* _Source data_:
::::
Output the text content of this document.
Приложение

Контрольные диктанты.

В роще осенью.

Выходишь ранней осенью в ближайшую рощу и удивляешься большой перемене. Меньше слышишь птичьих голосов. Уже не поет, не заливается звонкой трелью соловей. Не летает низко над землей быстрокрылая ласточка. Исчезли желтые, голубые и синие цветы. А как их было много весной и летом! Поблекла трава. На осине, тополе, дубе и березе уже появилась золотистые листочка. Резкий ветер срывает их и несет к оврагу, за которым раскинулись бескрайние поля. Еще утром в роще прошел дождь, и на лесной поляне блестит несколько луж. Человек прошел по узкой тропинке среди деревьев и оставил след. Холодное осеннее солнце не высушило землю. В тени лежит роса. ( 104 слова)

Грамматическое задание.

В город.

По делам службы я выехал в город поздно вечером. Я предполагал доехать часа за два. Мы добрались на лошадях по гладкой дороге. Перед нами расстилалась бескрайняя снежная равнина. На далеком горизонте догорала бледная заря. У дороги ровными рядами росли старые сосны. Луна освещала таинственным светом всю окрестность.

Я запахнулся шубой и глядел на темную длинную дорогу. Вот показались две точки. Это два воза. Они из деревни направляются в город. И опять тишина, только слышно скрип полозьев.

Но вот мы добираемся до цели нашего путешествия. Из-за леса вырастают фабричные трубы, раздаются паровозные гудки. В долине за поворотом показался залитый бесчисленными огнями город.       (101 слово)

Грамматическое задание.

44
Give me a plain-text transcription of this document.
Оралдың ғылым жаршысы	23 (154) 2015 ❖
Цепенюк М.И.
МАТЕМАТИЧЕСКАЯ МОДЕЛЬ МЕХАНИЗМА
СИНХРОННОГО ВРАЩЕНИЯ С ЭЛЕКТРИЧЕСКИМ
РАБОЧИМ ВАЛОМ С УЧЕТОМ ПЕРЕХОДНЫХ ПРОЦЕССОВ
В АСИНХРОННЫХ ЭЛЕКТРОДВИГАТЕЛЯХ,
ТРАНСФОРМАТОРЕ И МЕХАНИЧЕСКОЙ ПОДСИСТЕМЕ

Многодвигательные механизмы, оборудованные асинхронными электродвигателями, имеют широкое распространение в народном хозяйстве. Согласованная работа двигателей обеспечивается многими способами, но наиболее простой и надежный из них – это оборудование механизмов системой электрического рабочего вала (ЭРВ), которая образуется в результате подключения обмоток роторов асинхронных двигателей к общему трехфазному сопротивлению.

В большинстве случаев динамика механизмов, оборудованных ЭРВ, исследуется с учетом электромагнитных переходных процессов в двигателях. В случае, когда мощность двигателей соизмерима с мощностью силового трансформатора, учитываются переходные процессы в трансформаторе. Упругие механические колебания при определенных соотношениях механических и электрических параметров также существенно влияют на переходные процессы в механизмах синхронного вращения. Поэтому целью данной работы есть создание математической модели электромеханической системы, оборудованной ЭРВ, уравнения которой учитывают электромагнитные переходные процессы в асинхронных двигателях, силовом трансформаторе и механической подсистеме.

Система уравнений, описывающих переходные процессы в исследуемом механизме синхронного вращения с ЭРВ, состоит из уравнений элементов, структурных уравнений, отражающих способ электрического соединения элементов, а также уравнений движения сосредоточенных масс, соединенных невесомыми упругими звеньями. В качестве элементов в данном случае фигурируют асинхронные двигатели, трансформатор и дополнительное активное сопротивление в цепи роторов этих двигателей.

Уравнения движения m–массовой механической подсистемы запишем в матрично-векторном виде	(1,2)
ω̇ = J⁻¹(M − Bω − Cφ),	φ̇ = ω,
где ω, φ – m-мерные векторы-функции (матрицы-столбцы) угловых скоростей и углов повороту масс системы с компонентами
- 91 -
::::
* _Problem to work on_:
Provide only the count of lines in the material above that hold the word "город".

* _Written reply_:
4